=== Given task ===
Return every entry exactly.

=== Listing ===
— START —

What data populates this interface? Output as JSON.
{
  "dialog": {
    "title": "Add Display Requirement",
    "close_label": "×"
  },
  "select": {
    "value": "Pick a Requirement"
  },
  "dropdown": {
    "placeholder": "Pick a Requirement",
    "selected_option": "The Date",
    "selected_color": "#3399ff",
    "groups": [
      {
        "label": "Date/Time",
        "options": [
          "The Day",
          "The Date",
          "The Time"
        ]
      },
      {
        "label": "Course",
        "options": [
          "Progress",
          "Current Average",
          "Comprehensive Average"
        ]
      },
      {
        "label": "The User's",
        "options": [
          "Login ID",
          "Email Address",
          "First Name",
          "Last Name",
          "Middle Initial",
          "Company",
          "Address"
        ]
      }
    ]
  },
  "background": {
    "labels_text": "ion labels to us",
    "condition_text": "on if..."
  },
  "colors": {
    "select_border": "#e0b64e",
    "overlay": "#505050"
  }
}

— END —

=== Answer to the problem ===
What data populates this interface? Output as JSON.
{
  "dialog": {
    "title": "Add Display Requirement",
    "close_label": "×"
  },
  "select": {
    "value": "Pick a Requirement"
  },
  "dropdown": {
    "placeholder": "Pick a Requirement",
    "selected_option": "The Date",
    "selected_color": "#3399ff",
    "groups": [
      {
        "label": "Date/Time",
        "options": [
          "The Day",
          "The Date",
          "The Time"
        ]
      },
      {
        "label": "Course",
        "options": [
          "Progress",
          "Current Average",
          "Comprehensive Average"
        ]
      },
      {
        "label": "The User's",
        "options": [
          "Login ID",
          "Email Address",
          "First Name",
          "Last Name",
          "Middle Initial",
          "Company",
          "Address"
        ]
      }
    ]
  },
  "background": {
    "labels_text": "ion labels to us",
    "condition_text": "on if..."
  },
  "colors": {
    "select_border": "#e0b64e",
    "overlay": "#505050"
  }
}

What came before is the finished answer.